> **EXERCISE DESCRIPTION**
List every line below containing "icon".

Data records:
************

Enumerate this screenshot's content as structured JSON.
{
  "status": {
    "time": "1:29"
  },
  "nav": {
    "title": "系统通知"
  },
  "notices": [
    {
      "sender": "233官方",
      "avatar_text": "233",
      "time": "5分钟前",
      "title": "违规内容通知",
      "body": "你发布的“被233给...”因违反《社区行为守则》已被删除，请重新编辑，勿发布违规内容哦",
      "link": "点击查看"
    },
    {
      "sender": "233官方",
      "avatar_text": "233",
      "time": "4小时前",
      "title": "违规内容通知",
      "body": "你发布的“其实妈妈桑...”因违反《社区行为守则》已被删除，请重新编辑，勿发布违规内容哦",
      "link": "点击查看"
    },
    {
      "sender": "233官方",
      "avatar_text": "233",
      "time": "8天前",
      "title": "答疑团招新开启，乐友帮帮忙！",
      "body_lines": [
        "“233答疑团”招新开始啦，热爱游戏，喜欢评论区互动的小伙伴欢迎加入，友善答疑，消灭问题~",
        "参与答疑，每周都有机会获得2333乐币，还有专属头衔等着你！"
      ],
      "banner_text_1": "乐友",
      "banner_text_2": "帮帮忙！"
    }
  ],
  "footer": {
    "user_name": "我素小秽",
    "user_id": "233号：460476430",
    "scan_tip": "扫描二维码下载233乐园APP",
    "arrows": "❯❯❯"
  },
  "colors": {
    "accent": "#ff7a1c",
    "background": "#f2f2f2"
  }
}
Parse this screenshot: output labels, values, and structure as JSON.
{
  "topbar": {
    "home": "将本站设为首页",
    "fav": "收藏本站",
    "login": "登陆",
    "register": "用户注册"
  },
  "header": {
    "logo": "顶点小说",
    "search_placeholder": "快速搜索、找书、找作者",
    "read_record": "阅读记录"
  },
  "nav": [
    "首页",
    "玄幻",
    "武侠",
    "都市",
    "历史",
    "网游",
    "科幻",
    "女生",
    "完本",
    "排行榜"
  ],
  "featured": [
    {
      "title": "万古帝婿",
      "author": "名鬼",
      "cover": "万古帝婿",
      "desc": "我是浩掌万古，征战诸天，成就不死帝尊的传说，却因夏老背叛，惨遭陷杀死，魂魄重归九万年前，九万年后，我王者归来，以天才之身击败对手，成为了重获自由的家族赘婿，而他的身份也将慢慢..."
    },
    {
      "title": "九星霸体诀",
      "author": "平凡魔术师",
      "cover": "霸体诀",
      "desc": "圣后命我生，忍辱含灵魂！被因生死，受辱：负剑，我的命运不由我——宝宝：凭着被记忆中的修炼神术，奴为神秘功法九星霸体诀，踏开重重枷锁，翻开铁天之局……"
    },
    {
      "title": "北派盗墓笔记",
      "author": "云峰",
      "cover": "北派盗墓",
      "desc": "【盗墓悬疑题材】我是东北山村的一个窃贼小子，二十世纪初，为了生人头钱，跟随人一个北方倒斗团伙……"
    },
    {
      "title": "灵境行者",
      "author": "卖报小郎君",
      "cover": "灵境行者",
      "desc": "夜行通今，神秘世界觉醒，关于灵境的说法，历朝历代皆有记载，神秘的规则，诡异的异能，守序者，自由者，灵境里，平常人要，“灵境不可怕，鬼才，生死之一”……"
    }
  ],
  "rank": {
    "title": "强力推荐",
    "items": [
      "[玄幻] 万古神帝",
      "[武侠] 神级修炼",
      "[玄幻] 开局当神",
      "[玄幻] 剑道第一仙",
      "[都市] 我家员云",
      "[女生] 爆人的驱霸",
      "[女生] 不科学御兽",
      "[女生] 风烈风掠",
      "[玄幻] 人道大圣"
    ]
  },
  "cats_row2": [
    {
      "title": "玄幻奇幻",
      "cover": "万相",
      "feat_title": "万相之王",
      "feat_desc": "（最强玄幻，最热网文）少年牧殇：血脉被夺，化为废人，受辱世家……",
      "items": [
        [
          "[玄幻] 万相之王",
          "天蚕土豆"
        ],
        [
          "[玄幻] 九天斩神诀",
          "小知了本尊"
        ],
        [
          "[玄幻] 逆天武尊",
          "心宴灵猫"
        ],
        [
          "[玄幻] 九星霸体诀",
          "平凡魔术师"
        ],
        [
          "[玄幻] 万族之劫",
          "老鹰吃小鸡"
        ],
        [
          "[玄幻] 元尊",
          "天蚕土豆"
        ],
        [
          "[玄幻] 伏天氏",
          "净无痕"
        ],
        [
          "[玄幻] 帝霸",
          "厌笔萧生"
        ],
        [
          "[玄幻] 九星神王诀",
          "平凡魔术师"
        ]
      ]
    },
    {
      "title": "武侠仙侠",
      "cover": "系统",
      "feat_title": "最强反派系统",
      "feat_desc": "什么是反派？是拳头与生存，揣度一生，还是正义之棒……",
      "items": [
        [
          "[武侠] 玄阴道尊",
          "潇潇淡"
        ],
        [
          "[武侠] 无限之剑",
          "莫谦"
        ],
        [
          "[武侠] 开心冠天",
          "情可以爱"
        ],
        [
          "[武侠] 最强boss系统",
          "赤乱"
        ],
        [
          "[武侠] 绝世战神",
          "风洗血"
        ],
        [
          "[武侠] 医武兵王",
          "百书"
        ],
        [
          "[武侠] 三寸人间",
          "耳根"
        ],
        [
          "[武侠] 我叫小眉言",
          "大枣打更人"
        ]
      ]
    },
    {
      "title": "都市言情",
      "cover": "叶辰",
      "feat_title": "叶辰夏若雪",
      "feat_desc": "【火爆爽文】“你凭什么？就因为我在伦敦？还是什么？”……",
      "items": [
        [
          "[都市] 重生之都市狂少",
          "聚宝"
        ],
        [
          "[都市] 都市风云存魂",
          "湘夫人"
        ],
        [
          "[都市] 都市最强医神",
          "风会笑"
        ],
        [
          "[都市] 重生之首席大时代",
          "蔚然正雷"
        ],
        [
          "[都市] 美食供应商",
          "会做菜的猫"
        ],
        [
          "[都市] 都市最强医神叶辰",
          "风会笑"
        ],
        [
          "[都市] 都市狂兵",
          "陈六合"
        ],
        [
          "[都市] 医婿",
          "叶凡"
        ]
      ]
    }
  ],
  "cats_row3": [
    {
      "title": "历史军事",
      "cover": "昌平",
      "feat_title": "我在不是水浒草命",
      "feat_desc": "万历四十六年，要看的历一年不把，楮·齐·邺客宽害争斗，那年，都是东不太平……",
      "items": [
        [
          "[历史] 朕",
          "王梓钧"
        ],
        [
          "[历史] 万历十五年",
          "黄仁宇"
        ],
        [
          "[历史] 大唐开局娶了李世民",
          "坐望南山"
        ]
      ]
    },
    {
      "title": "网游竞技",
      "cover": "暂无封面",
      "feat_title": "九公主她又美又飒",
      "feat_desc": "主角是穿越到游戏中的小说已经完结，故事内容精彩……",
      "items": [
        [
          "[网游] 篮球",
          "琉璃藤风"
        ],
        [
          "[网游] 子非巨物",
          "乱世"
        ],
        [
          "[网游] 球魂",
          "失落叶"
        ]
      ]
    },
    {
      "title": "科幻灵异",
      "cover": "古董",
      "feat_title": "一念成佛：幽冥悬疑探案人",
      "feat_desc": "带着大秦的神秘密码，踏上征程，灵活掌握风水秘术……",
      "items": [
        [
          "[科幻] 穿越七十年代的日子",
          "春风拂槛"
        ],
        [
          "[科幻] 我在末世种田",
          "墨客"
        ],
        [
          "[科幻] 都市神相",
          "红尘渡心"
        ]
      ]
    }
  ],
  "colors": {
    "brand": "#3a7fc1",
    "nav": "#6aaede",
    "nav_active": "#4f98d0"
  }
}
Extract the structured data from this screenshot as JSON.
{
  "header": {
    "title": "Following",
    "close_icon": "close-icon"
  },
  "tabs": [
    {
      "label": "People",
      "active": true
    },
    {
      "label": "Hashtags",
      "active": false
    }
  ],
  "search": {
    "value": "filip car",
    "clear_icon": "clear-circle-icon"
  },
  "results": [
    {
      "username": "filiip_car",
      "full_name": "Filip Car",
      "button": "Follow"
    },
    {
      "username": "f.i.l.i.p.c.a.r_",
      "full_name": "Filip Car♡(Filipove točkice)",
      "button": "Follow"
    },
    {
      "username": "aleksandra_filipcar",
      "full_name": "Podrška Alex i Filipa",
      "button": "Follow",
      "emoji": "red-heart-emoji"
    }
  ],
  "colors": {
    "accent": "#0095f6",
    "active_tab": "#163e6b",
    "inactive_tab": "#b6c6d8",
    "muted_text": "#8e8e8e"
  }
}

************

> **SOLVED PROBLEM**
    "close_icon": "close-icon"
    "clear_icon": "clear-circle-icon"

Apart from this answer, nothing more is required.